:: DATASET ROWS ::
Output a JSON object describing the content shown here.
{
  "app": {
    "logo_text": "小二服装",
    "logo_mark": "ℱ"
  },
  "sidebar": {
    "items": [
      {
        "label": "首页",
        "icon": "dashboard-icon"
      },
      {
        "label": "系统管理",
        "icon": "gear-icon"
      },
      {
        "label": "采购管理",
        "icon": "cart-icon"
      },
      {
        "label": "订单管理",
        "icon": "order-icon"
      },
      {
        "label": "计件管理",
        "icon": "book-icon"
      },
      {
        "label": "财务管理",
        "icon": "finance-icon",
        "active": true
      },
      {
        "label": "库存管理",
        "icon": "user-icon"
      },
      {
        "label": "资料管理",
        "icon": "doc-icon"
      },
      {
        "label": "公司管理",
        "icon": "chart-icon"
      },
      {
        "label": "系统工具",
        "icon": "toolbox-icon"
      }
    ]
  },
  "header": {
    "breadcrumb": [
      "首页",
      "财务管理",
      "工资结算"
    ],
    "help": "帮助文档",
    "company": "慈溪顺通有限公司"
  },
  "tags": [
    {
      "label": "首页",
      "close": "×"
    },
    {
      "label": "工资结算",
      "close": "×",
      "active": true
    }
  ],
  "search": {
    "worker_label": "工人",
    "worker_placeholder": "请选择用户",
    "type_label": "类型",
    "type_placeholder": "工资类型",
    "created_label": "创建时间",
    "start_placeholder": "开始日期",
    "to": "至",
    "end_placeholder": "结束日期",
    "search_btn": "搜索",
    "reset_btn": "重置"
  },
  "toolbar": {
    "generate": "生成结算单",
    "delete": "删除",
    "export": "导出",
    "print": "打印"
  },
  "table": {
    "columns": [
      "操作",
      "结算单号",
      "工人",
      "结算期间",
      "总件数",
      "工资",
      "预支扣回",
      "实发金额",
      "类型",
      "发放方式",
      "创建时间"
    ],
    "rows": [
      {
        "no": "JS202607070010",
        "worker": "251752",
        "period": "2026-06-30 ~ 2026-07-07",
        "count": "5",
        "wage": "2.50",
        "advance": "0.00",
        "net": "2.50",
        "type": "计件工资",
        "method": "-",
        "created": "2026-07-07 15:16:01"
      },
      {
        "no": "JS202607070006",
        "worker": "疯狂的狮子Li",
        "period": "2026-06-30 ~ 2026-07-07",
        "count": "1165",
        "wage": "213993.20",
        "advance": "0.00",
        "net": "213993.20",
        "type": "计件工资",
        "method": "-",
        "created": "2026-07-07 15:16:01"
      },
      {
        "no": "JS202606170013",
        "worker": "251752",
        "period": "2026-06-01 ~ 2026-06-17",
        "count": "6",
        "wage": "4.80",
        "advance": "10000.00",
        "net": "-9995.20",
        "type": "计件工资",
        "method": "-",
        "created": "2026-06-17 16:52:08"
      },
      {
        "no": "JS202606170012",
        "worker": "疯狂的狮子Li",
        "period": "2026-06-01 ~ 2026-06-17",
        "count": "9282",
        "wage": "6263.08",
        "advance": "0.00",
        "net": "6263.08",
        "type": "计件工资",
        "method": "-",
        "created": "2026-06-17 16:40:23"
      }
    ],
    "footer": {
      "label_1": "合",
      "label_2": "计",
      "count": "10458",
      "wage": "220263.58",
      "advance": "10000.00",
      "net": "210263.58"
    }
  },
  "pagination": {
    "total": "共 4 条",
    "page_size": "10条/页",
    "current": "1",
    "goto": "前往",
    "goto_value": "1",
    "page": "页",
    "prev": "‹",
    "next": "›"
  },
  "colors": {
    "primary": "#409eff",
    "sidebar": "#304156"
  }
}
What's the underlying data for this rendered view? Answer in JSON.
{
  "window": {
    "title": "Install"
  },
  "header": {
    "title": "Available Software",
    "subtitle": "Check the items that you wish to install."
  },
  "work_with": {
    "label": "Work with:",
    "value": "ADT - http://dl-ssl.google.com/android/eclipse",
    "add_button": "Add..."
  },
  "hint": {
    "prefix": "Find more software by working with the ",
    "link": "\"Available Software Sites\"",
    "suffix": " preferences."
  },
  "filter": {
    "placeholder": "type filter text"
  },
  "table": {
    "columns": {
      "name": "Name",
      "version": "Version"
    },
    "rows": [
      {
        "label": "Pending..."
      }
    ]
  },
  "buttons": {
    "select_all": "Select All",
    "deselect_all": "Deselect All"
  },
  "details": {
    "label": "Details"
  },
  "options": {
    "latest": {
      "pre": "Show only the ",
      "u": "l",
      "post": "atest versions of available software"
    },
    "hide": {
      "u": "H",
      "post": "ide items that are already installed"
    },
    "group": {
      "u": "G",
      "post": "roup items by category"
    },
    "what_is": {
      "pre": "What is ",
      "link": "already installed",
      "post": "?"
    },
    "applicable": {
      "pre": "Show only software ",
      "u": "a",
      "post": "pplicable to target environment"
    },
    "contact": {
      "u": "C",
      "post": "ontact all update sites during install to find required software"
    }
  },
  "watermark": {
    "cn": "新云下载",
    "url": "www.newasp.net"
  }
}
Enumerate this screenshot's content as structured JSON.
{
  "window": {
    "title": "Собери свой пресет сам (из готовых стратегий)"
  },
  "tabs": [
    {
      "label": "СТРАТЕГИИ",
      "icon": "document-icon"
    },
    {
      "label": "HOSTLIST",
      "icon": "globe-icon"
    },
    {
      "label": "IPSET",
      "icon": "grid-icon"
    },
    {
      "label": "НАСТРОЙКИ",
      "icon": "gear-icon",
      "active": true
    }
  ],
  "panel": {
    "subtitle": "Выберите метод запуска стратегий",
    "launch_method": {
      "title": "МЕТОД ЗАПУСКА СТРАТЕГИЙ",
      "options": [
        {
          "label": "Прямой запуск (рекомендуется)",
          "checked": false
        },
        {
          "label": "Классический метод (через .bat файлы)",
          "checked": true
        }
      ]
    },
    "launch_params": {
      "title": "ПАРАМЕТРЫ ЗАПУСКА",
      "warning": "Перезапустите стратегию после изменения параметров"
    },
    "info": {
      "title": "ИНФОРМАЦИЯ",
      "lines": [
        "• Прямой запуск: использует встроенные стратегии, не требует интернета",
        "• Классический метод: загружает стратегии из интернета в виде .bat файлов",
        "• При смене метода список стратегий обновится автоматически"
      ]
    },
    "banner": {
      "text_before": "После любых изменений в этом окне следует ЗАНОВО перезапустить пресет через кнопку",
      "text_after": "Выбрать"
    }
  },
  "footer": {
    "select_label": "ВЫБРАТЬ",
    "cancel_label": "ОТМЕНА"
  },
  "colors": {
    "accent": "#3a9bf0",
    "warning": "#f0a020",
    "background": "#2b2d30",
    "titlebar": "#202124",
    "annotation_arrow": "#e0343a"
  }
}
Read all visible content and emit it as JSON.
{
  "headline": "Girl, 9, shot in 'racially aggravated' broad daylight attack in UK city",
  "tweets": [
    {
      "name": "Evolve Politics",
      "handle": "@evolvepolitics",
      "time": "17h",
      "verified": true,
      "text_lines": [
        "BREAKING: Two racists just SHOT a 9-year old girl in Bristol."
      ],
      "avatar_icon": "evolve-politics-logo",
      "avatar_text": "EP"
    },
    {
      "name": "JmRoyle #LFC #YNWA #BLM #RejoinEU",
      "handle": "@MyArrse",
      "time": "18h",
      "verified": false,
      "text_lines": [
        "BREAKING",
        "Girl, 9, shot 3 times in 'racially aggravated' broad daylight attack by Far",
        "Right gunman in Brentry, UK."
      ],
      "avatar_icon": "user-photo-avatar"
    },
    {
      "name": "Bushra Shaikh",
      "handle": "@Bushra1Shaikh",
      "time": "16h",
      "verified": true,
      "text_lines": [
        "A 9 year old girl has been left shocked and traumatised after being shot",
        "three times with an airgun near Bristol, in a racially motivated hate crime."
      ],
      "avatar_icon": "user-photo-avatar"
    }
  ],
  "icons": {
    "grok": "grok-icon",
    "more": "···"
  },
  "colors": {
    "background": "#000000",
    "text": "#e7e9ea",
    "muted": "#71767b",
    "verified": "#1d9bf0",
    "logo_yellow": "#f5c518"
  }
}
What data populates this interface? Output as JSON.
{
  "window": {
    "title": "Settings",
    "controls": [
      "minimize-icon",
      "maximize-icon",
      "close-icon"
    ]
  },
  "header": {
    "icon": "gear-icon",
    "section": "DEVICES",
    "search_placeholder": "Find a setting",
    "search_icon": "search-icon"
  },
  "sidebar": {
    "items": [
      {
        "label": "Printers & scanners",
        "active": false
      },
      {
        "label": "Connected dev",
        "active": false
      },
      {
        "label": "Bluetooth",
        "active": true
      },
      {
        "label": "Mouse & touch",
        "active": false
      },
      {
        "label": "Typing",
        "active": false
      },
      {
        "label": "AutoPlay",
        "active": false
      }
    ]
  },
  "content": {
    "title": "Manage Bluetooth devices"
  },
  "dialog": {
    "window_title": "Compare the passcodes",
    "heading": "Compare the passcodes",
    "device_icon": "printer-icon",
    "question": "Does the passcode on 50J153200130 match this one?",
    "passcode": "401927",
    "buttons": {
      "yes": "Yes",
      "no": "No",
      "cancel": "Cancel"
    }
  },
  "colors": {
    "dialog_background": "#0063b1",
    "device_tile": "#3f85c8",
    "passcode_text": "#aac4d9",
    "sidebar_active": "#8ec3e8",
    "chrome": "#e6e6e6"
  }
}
:::
## PROBLEM REQUIREMENTS:
Count the lines in the records above that contain the word "gear", and give only the number.

## EXERCISE SOLUTION:
3